-- Start Task material --

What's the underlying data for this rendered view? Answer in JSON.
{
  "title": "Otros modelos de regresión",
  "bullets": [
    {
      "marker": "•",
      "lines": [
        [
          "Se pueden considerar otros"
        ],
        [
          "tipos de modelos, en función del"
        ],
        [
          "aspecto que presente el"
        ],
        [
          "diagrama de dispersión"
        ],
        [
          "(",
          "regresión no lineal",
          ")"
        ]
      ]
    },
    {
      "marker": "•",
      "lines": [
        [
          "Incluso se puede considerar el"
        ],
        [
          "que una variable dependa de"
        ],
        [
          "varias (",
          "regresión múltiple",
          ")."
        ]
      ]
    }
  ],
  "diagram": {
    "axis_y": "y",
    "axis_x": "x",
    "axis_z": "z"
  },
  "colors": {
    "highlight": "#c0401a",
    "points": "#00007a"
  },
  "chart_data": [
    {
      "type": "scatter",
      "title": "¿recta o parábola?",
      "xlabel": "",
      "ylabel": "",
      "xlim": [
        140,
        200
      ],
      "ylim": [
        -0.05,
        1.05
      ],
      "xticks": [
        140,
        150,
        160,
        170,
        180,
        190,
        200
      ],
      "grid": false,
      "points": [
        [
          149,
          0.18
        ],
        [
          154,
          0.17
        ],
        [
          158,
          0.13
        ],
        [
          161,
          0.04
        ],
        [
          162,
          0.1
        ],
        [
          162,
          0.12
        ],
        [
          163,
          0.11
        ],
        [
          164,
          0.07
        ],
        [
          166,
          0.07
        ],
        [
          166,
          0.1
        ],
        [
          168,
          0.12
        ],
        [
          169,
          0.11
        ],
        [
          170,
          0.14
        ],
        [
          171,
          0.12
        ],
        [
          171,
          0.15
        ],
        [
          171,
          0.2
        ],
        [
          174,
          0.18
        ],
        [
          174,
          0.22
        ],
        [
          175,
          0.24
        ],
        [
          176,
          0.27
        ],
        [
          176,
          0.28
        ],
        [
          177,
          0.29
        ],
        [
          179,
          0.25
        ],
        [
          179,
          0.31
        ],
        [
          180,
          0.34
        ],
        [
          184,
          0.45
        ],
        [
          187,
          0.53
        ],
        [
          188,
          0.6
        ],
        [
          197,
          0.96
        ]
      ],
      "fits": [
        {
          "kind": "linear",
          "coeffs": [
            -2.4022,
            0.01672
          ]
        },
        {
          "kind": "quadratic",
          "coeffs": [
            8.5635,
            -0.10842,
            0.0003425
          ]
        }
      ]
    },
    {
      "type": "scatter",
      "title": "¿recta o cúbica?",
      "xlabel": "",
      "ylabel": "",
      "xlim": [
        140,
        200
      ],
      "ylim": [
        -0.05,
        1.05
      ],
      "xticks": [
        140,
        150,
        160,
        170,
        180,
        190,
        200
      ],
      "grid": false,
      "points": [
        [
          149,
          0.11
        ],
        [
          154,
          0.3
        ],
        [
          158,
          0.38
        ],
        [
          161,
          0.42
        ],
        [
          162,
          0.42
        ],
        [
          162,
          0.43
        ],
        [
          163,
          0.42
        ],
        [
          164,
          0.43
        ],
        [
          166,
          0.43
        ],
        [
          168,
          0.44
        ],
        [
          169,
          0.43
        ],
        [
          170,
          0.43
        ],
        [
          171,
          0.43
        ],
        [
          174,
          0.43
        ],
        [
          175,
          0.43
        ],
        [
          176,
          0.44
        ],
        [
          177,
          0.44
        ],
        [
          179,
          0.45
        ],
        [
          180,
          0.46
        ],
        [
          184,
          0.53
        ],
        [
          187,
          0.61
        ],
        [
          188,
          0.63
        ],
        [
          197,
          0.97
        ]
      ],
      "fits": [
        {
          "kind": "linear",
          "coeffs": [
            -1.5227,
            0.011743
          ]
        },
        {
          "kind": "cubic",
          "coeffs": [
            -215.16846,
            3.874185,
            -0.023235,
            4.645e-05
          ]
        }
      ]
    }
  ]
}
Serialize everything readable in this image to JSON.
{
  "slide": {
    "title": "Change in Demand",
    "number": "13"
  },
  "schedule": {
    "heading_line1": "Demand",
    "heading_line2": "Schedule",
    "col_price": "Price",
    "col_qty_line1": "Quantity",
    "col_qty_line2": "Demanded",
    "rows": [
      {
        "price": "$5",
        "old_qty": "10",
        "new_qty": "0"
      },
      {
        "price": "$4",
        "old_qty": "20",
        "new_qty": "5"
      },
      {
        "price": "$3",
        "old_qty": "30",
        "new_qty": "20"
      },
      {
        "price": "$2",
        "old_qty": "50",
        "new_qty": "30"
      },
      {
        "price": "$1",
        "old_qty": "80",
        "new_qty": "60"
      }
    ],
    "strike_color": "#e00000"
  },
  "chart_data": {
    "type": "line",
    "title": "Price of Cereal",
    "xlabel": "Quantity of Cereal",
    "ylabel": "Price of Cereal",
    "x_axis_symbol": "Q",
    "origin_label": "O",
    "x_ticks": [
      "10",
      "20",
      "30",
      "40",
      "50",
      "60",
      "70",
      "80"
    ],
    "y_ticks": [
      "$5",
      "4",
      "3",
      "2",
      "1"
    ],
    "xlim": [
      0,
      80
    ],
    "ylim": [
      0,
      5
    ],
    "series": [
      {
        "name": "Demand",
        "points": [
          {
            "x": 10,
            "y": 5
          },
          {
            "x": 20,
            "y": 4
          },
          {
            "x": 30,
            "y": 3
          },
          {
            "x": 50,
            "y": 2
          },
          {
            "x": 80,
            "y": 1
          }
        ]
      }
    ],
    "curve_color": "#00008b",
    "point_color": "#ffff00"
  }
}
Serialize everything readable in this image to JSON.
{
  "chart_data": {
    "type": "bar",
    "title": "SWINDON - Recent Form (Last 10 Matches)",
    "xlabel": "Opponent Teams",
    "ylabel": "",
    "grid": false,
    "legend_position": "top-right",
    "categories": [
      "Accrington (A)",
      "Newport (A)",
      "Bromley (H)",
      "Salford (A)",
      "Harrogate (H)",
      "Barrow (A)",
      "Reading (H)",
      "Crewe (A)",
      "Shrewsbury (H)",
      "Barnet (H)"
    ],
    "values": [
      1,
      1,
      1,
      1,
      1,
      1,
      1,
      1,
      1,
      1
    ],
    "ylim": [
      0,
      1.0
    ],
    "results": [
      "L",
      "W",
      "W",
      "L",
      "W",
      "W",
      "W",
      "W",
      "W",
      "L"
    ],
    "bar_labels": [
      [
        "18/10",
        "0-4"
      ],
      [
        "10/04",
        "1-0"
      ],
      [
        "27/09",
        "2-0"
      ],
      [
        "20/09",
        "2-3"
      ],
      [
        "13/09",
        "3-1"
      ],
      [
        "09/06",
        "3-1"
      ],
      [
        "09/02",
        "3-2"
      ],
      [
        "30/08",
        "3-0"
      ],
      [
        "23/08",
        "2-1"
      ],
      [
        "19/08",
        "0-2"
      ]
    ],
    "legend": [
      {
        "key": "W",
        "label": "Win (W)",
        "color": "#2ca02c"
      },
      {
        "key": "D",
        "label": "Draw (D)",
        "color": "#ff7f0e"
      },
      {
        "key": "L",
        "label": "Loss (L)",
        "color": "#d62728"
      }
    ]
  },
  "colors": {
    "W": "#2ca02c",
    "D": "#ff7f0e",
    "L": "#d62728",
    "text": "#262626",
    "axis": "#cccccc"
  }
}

-- End Task material --

Go through the data and return every record exactly.

_Solution for this exercise_:
What's the underlying data for this rendered view? Answer in JSON.
{
  "title": "Otros modelos de regresión",
  "bullets": [
    {
      "marker": "•",
      "lines": [
        [
          "Se pueden considerar otros"
        ],
        [
          "tipos de modelos, en función del"
        ],
        [
          "aspecto que presente el"
        ],
        [
          "diagrama de dispersión"
        ],
        [
          "(",
          "regresión no lineal",
          ")"
        ]
      ]
    },
    {
      "marker": "•",
      "lines": [
        [
          "Incluso se puede considerar el"
        ],
        [
          "que una variable dependa de"
        ],
        [
          "varias (",
          "regresión múltiple",
          ")."
        ]
      ]
    }
  ],
  "diagram": {
    "axis_y": "y",
    "axis_x": "x",
    "axis_z": "z"
  },
  "colors": {
    "highlight": "#c0401a",
    "points": "#00007a"
  },
  "chart_data": [
    {
      "type": "scatter",
      "title": "¿recta o parábola?",
      "xlabel": "",
      "ylabel": "",
      "xlim": [
        140,
        200
      ],
      "ylim": [
        -0.05,
        1.05
      ],
      "xticks": [
        140,
        150,
        160,
        170,
        180,
        190,
        200
      ],
      "grid": false,
      "points": [
        [
          149,
          0.18
        ],
        [
          154,
          0.17
        ],
        [
          158,
          0.13
        ],
        [
          161,
          0.04
        ],
        [
          162,
          0.1
        ],
        [
          162,
          0.12
        ],
        [
          163,
          0.11
        ],
        [
          164,
          0.07
        ],
        [
          166,
          0.07
        ],
        [
          166,
          0.1
        ],
        [
          168,
          0.12
        ],
        [
          169,
          0.11
        ],
        [
          170,
          0.14
        ],
        [
          171,
          0.12
        ],
        [
          171,
          0.15
        ],
        [
          171,
          0.2
        ],
        [
          174,
          0.18
        ],
        [
          174,
          0.22
        ],
        [
          175,
          0.24
        ],
        [
          176,
          0.27
        ],
        [
          176,
          0.28
        ],
        [
          177,
          0.29
        ],
        [
          179,
          0.25
        ],
        [
          179,
          0.31
        ],
        [
          180,
          0.34
        ],
        [
          184,
          0.45
        ],
        [
          187,
          0.53
        ],
        [
          188,
          0.6
        ],
        [
          197,
          0.96
        ]
      ],
      "fits": [
        {
          "kind": "linear",
          "coeffs": [
            -2.4022,
            0.01672
          ]
        },
        {
          "kind": "quadratic",
          "coeffs": [
            8.5635,
            -0.10842,
            0.0003425
          ]
        }
      ]
    },
    {
      "type": "scatter",
      "title": "¿recta o cúbica?",
      "xlabel": "",
      "ylabel": "",
      "xlim": [
        140,
        200
      ],
      "ylim": [
        -0.05,
        1.05
      ],
      "xticks": [
        140,
        150,
        160,
        170,
        180,
        190,
        200
      ],
      "grid": false,
      "points": [
        [
          149,
          0.11
        ],
        [
          154,
          0.3
        ],
        [
          158,
          0.38
        ],
        [
          161,
          0.42
        ],
        [
          162,
          0.42
        ],
        [
          162,
          0.43
        ],
        [
          163,
          0.42
        ],
        [
          164,
          0.43
        ],
        [
          166,
          0.43
        ],
        [
          168,
          0.44
        ],
        [
          169,
          0.43
        ],
        [
          170,
          0.43
        ],
        [
          171,
          0.43
        ],
        [
          174,
          0.43
        ],
        [
          175,
          0.43
        ],
        [
          176,
          0.44
        ],
        [
          177,
          0.44
        ],
        [
          179,
          0.45
        ],
        [
          180,
          0.46
        ],
        [
          184,
          0.53
        ],
        [
          187,
          0.61
        ],
        [
          188,
          0.63
        ],
        [
          197,
          0.97
        ]
      ],
      "fits": [
        {
          "kind": "linear",
          "coeffs": [
            -1.5227,
            0.011743
          ]
        },
        {
          "kind": "cubic",
          "coeffs": [
            -215.16846,
            3.874185,
            -0.023235,
            4.645e-05
          ]
        }
      ]
    }
  ]
}
Serialize everything readable in this image to JSON.
{
  "slide": {
    "title": "Change in Demand",
    "number": "13"
  },
  "schedule": {
    "heading_line1": "Demand",
    "heading_line2": "Schedule",
    "col_price": "Price",
    "col_qty_line1": "Quantity",
    "col_qty_line2": "Demanded",
    "rows": [
      {
        "price": "$5",
        "old_qty": "10",
        "new_qty": "0"
      },
      {
        "price": "$4",
        "old_qty": "20",
        "new_qty": "5"
      },
      {
        "price": "$3",
        "old_qty": "30",
        "new_qty": "20"
      },
      {
        "price": "$2",
        "old_qty": "50",
        "new_qty": "30"
      },
      {
        "price": "$1",
        "old_qty": "80",
        "new_qty": "60"
      }
    ],
    "strike_color": "#e00000"
  },
  "chart_data": {
    "type": "line",
    "title": "Price of Cereal",
    "xlabel": "Quantity of Cereal",
    "ylabel": "Price of Cereal",
    "x_axis_symbol": "Q",
    "origin_label": "O",
    "x_ticks": [
      "10",
      "20",
      "30",
      "40",
      "50",
      "60",
      "70",
      "80"
    ],
    "y_ticks": [
      "$5",
      "4",
      "3",
      "2",
      "1"
    ],
    "xlim": [
      0,
      80
    ],
    "ylim": [
      0,
      5
    ],
    "series": [
      {
        "name": "Demand",
        "points": [
          {
            "x": 10,
            "y": 5
          },
          {
            "x": 20,
            "y": 4
          },
          {
            "x": 30,
            "y": 3
          },
          {
            "x": 50,
            "y": 2
          },
          {
            "x": 80,
            "y": 1
          }
        ]
      }
    ],
    "curve_color": "#00008b",
    "point_color": "#ffff00"
  }
}
Serialize everything readable in this image to JSON.
{
  "chart_data": {
    "type": "bar",
    "title": "SWINDON - Recent Form (Last 10 Matches)",
    "xlabel": "Opponent Teams",
    "ylabel": "",
    "grid": false,
    "legend_position": "top-right",
    "categories": [
      "Accrington (A)",
      "Newport (A)",
      "Bromley (H)",
      "Salford (A)",
      "Harrogate (H)",
      "Barrow (A)",
      "Reading (H)",
      "Crewe (A)",
      "Shrewsbury (H)",
      "Barnet (H)"
    ],
    "values": [
      1,
      1,
      1,
      1,
      1,
      1,
      1,
      1,
      1,
      1
    ],
    "ylim": [
      0,
      1.0
    ],
    "results": [
      "L",
      "W",
      "W",
      "L",
      "W",
      "W",
      "W",
      "W",
      "W",
      "L"
    ],
    "bar_labels": [
      [
        "18/10",
        "0-4"
      ],
      [
        "10/04",
        "1-0"
      ],
      [
        "27/09",
        "2-0"
      ],
      [
        "20/09",
        "2-3"
      ],
      [
        "13/09",
        "3-1"
      ],
      [
        "09/06",
        "3-1"
      ],
      [
        "09/02",
        "3-2"
      ],
      [
        "30/08",
        "3-0"
      ],
      [
        "23/08",
        "2-1"
      ],
      [
        "19/08",
        "0-2"
      ]
    ],
    "legend": [
      {
        "key": "W",
        "label": "Win (W)",
        "color": "#2ca02c"
      },
      {
        "key": "D",
        "label": "Draw (D)",
        "color": "#ff7f0e"
      },
      {
        "key": "L",
        "label": "Loss (L)",
        "color": "#d62728"
      }
    ]
  },
  "colors": {
    "W": "#2ca02c",
    "D": "#ff7f0e",
    "L": "#d62728",
    "text": "#262626",
    "axis": "#cccccc"
  }
}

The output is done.